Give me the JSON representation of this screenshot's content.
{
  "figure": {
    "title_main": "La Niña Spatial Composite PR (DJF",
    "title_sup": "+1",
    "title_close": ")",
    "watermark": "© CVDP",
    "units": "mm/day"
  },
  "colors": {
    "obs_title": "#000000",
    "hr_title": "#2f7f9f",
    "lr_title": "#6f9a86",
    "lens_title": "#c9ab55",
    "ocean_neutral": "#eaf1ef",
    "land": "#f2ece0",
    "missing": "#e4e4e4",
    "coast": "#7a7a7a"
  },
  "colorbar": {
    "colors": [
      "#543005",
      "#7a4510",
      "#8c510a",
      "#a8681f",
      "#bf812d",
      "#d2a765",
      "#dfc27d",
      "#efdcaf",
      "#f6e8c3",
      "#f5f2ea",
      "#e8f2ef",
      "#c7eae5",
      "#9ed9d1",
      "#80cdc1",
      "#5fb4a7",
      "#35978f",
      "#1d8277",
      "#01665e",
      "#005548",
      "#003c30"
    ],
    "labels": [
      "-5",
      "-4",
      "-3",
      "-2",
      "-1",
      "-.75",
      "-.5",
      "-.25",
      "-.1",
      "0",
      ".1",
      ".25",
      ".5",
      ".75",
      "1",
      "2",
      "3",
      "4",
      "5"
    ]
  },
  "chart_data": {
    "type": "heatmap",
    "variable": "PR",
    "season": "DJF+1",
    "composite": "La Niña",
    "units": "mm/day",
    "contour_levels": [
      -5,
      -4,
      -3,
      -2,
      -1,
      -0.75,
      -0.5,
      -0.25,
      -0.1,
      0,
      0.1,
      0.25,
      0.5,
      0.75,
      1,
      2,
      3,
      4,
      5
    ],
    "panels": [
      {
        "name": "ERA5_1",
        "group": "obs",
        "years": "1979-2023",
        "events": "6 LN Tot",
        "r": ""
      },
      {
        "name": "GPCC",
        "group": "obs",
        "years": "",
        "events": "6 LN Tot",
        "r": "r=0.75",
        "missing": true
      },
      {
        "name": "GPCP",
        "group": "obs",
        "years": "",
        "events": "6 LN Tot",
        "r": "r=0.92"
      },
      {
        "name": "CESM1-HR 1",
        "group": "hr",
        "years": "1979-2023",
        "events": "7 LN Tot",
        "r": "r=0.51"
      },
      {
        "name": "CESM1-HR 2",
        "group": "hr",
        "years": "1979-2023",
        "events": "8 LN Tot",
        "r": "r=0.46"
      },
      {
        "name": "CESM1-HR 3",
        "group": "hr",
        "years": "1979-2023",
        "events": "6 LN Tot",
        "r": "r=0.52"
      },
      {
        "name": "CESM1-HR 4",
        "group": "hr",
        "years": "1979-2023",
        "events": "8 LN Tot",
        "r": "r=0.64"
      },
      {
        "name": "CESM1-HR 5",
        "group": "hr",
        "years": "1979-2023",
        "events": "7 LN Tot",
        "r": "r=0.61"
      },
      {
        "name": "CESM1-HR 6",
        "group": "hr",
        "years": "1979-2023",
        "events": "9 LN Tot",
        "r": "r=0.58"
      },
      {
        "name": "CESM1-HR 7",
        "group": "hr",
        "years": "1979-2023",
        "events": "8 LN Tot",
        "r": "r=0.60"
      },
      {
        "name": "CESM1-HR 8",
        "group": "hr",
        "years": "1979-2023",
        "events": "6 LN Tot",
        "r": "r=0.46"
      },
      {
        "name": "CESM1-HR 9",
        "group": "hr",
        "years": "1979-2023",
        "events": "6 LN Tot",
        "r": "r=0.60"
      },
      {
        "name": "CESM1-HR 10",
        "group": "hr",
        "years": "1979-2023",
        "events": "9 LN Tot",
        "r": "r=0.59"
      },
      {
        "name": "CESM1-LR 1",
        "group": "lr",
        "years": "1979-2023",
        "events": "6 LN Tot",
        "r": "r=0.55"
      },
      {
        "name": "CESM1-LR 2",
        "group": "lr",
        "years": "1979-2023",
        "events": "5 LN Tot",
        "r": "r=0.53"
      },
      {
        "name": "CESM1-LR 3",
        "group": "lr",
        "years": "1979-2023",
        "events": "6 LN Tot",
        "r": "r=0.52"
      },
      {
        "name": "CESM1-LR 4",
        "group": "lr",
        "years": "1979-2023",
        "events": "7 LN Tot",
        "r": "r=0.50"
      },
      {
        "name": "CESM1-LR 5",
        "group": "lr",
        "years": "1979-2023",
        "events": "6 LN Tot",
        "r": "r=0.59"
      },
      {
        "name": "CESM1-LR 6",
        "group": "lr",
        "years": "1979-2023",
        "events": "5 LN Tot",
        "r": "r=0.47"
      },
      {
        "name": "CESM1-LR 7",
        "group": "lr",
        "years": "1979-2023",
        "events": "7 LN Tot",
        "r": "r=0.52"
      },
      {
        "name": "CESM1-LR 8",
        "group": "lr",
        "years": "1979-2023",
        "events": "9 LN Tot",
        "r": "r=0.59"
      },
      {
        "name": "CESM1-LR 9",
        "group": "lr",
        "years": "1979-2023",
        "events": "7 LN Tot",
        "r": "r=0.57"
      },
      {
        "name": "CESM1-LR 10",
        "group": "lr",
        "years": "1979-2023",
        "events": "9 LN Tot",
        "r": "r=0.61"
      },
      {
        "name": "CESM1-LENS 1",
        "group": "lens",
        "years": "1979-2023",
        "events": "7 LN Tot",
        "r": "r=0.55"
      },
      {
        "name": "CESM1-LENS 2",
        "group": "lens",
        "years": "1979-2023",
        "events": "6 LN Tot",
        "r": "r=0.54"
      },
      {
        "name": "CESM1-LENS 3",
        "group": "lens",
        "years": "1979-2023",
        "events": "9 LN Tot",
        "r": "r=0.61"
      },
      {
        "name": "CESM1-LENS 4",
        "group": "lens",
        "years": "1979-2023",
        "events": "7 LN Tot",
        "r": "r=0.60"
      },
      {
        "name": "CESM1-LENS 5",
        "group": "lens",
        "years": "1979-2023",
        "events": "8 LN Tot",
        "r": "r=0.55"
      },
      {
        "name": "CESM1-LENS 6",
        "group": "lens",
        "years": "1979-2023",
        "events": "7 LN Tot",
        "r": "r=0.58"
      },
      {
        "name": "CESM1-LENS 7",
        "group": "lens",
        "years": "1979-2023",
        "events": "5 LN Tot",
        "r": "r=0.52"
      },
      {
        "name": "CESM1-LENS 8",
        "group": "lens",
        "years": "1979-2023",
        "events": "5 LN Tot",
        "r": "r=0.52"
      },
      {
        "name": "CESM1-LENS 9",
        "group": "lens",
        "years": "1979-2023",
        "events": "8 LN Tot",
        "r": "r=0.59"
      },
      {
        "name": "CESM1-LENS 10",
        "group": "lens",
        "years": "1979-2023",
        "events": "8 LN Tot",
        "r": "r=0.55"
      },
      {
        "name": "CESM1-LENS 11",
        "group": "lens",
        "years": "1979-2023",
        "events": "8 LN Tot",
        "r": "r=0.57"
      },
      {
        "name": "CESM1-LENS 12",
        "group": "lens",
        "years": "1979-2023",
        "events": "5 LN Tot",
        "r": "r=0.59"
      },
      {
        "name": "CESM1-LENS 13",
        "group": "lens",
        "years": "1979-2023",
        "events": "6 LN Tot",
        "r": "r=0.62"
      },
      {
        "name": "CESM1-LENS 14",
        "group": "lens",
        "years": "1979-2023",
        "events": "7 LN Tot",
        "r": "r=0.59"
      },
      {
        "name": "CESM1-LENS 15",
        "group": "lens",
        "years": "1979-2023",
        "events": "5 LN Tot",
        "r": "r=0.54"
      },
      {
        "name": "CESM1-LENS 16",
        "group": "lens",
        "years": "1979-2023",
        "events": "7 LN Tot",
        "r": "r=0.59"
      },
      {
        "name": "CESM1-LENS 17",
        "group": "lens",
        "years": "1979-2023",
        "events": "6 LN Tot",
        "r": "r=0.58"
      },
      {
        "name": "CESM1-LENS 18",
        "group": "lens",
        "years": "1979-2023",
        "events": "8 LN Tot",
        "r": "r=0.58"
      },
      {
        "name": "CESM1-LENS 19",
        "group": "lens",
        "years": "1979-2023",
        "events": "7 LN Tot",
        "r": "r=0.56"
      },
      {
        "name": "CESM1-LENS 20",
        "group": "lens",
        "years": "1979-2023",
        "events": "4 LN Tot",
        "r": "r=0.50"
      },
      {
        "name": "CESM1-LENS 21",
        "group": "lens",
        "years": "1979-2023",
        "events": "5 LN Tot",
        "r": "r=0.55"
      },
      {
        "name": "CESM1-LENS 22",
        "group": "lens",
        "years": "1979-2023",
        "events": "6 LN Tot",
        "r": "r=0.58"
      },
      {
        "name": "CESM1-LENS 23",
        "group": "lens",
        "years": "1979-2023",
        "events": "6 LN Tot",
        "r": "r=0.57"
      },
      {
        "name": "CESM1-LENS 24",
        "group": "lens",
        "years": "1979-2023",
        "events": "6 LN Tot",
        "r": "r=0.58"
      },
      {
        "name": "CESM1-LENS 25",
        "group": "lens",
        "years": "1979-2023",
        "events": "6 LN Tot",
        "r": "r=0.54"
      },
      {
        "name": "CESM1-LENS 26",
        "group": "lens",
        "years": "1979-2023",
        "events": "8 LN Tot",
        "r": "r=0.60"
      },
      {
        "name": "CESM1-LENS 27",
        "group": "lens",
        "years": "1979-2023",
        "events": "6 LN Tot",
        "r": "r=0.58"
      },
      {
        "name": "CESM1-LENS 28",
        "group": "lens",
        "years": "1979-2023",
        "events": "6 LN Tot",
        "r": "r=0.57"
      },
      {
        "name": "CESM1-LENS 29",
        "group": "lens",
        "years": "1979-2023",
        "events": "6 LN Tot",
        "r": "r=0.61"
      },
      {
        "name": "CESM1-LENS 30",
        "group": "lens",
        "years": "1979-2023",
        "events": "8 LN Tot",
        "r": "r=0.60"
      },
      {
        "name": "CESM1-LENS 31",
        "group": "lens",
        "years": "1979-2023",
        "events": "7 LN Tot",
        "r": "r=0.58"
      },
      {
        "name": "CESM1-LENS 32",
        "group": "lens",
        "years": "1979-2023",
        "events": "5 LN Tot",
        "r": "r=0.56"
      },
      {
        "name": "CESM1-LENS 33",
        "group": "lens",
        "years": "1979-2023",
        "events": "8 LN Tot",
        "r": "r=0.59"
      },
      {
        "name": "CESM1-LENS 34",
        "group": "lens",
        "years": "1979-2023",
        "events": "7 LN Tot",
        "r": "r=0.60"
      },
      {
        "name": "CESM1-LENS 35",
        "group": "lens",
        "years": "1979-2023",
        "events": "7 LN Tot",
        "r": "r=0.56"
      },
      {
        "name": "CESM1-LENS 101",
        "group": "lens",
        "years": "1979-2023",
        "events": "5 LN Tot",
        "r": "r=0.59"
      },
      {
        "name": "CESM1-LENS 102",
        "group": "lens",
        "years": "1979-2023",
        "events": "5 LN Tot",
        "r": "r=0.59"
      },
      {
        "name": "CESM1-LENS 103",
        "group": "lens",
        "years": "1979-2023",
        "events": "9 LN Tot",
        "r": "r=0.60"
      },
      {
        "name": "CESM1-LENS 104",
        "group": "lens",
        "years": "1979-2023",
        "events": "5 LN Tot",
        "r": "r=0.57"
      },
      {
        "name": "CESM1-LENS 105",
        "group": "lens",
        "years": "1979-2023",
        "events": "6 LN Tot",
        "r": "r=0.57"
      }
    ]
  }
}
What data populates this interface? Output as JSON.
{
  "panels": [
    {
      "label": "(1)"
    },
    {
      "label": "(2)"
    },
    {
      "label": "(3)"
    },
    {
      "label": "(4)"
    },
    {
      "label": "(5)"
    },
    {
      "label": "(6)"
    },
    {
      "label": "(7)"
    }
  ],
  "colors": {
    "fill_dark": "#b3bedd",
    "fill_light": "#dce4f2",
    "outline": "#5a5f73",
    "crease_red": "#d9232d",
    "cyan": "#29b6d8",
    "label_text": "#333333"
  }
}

────────────────

Look through the entries above and list every line containing "Niña".

    "title_main": "La Niña Spatial Composite PR (DJF",
    "composite": "La Niña",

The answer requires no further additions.